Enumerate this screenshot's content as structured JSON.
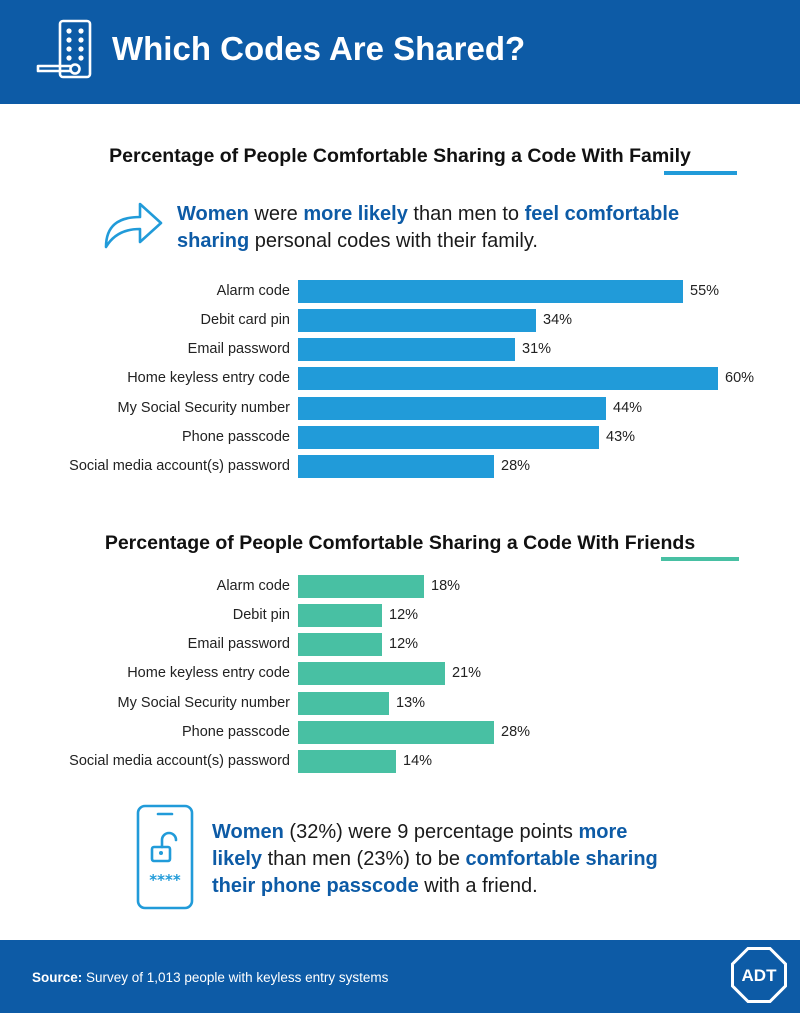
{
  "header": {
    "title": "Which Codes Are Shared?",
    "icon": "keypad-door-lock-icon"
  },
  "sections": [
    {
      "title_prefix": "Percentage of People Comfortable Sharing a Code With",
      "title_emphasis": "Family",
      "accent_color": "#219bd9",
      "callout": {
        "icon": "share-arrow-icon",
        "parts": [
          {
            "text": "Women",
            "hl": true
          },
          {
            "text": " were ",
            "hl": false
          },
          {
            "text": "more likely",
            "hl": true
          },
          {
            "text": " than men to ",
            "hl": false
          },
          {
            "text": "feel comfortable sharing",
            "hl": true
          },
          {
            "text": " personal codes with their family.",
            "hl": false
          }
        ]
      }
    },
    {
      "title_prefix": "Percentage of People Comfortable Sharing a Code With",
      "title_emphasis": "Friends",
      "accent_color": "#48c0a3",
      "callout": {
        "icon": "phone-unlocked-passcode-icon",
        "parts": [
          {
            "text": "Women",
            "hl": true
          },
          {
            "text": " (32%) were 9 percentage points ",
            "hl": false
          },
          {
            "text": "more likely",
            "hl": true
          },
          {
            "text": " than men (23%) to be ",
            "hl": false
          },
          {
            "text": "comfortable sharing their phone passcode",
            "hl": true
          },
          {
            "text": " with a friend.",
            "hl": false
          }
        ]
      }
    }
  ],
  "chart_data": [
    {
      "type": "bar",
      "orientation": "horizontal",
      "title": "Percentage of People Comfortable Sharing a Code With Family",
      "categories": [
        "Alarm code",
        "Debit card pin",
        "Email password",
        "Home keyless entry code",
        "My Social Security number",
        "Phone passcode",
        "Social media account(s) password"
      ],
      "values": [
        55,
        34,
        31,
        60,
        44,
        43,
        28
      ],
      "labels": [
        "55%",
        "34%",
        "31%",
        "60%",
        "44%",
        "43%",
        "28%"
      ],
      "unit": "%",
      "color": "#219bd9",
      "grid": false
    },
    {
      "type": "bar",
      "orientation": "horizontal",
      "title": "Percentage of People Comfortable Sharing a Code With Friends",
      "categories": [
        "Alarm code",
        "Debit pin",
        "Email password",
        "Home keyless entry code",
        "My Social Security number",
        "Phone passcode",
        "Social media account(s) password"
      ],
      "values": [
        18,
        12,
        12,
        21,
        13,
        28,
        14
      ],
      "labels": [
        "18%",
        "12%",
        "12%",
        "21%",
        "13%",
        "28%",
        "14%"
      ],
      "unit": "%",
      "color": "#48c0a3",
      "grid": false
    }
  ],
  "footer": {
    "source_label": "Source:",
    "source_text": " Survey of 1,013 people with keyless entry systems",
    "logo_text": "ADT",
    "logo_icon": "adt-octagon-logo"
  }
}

------------------------------------------------

Given instruction:
Restate the data above word for word. Skip every picture.

Written response:
Enumerate this screenshot's content as structured JSON.
{
  "header": {
    "title": "Which Codes Are Shared?",
    "icon": "keypad-door-lock-icon"
  },
  "sections": [
    {
      "title_prefix": "Percentage of People Comfortable Sharing a Code With",
      "title_emphasis": "Family",
      "accent_color": "#219bd9",
      "callout": {
        "icon": "share-arrow-icon",
        "parts": [
          {
            "text": "Women",
            "hl": true
          },
          {
            "text": " were ",
            "hl": false
          },
          {
            "text": "more likely",
            "hl": true
          },
          {
            "text": " than men to ",
            "hl": false
          },
          {
            "text": "feel comfortable sharing",
            "hl": true
          },
          {
            "text": " personal codes with their family.",
            "hl": false
          }
        ]
      }
    },
    {
      "title_prefix": "Percentage of People Comfortable Sharing a Code With",
      "title_emphasis": "Friends",
      "accent_color": "#48c0a3",
      "callout": {
        "icon": "phone-unlocked-passcode-icon",
        "parts": [
          {
            "text": "Women",
            "hl": true
          },
          {
            "text": " (32%) were 9 percentage points ",
            "hl": false
          },
          {
            "text": "more likely",
            "hl": true
          },
          {
            "text": " than men (23%) to be ",
            "hl": false
          },
          {
            "text": "comfortable sharing their phone passcode",
            "hl": true
          },
          {
            "text": " with a friend.",
            "hl": false
          }
        ]
      }
    }
  ],
  "chart_data": [
    {
      "type": "bar",
      "orientation": "horizontal",
      "title": "Percentage of People Comfortable Sharing a Code With Family",
      "categories": [
        "Alarm code",
        "Debit card pin",
        "Email password",
        "Home keyless entry code",
        "My Social Security number",
        "Phone passcode",
        "Social media account(s) password"
      ],
      "values": [
        55,
        34,
        31,
        60,
        44,
        43,
        28
      ],
      "labels": [
        "55%",
        "34%",
        "31%",
        "60%",
        "44%",
        "43%",
        "28%"
      ],
      "unit": "%",
      "color": "#219bd9",
      "grid": false
    },
    {
      "type": "bar",
      "orientation": "horizontal",
      "title": "Percentage of People Comfortable Sharing a Code With Friends",
      "categories": [
        "Alarm code",
        "Debit pin",
        "Email password",
        "Home keyless entry code",
        "My Social Security number",
        "Phone passcode",
        "Social media account(s) password"
      ],
      "values": [
        18,
        12,
        12,
        21,
        13,
        28,
        14
      ],
      "labels": [
        "18%",
        "12%",
        "12%",
        "21%",
        "13%",
        "28%",
        "14%"
      ],
      "unit": "%",
      "color": "#48c0a3",
      "grid": false
    }
  ],
  "footer": {
    "source_label": "Source:",
    "source_text": " Survey of 1,013 people with keyless entry systems",
    "logo_text": "ADT",
    "logo_icon": "adt-octagon-logo"
  }
}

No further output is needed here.